> **WHAT THE TASK ASKS**: Copy every line from the data below in which the string "Vlakfluit" can be found.

━━━━━ DATA TO USE

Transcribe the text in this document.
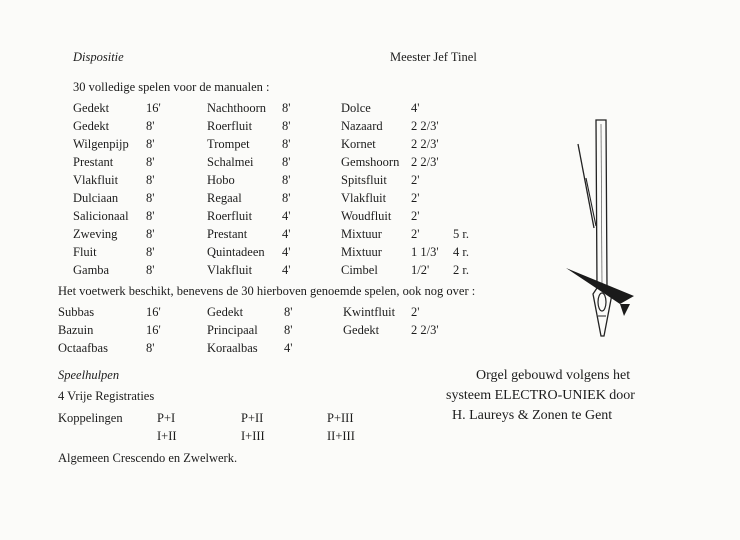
Dispositie	Meester Jef Tinel
30 volledige spelen voor de manualen :
Gedekt	16'	Nachthoorn 8'	Dolce	4'
Gedekt	8'	Roerfluit 8'	Nazaard 2 2/3'
Wilgenpijp 8'	Trompet	8'	Kornet	2 2/3'
Prestant	8'	Schalmei 8'	Gemshoorn 2 2/3'
Vlakfluit 8'	Hobo	8'	Spitsfluit 2'
Dulciaan 8'	Regaal	8'	Vlakfluit 2'
Salicionaal 8'	Roerfluit 4'	Woudfluit 2'
Zweving 8'	Prestant	4'	Mixtuur 2'	5 r.
Fluit	8'	Quintadeen 4'	Mixtuur 1 1/3' 4 r.
Gamba	8'	Vlakfluit 4'	Cimbel	1/2' 2 r.
Het voetwerk beschikt, benevens de 30 hierboven genoemde spelen, ook nog over :
Subbas	16'	Gedekt	8'	Kwintfluit 2'
Bazuin	16'	Principaal 8'	Gedekt	2 2/3'
Octaafbas	8'	Koraalbas 4'
Speelhulpen
4 Vrije Registraties
Koppelingen	P+I	P+II	P+III
I+II	I+III	II+III
Algemeen Crescendo en Zwelwerk.
Orgel gebouwd volgens het
systeem ELECTRO-UNIEK door
H. Laureys & Zonen te Gent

━━━━━━━━━━

> **WORKED ANSWER**:
Vlakfluit 8'	Hobo	8'	Spitsfluit 2'
Dulciaan 8'	Regaal	8'	Vlakfluit 2'
Gamba	8'	Vlakfluit 4'	Cimbel	1/2' 2 r.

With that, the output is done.